- _WRITTEN EXERCISE_
Print each line exactly as it is given.

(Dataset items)
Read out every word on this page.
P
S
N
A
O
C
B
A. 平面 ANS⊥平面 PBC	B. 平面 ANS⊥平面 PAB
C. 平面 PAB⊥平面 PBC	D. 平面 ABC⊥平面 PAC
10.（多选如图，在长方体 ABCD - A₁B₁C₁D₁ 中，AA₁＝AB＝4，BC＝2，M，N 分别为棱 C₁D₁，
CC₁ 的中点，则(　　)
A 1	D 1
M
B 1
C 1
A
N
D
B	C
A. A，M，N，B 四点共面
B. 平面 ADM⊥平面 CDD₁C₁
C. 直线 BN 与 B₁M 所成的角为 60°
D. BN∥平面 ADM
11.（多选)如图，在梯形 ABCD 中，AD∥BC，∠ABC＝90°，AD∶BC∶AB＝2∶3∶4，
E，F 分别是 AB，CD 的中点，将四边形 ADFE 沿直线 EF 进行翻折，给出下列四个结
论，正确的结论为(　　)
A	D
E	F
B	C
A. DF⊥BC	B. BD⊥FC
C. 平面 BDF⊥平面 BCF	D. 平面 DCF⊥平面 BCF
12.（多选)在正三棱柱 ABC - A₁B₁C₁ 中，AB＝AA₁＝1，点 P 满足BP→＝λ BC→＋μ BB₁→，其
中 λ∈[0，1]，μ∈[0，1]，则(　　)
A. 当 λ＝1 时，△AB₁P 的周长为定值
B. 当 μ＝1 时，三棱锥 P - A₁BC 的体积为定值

- _EXERCISE OUTPUT_
Read out every word on this page.
P
S
N
A
O
C
B
A. 平面 ANS⊥平面 PBC	B. 平面 ANS⊥平面 PAB
C. 平面 PAB⊥平面 PBC	D. 平面 ABC⊥平面 PAC
10.（多选如图，在长方体 ABCD - A₁B₁C₁D₁ 中，AA₁＝AB＝4，BC＝2，M，N 分别为棱 C₁D₁，
CC₁ 的中点，则(　　)
A 1	D 1
M
B 1
C 1
A
N
D
B	C
A. A，M，N，B 四点共面
B. 平面 ADM⊥平面 CDD₁C₁
C. 直线 BN 与 B₁M 所成的角为 60°
D. BN∥平面 ADM
11.（多选)如图，在梯形 ABCD 中，AD∥BC，∠ABC＝90°，AD∶BC∶AB＝2∶3∶4，
E，F 分别是 AB，CD 的中点，将四边形 ADFE 沿直线 EF 进行翻折，给出下列四个结
论，正确的结论为(　　)
A	D
E	F
B	C
A. DF⊥BC	B. BD⊥FC
C. 平面 BDF⊥平面 BCF	D. 平面 DCF⊥平面 BCF
12.（多选)在正三棱柱 ABC - A₁B₁C₁ 中，AB＝AA₁＝1，点 P 满足BP→＝λ BC→＋μ BB₁→，其
中 λ∈[0，1]，μ∈[0，1]，则(　　)
A. 当 λ＝1 时，△AB₁P 的周长为定值
B. 当 μ＝1 时，三棱锥 P - A₁BC 的体积为定值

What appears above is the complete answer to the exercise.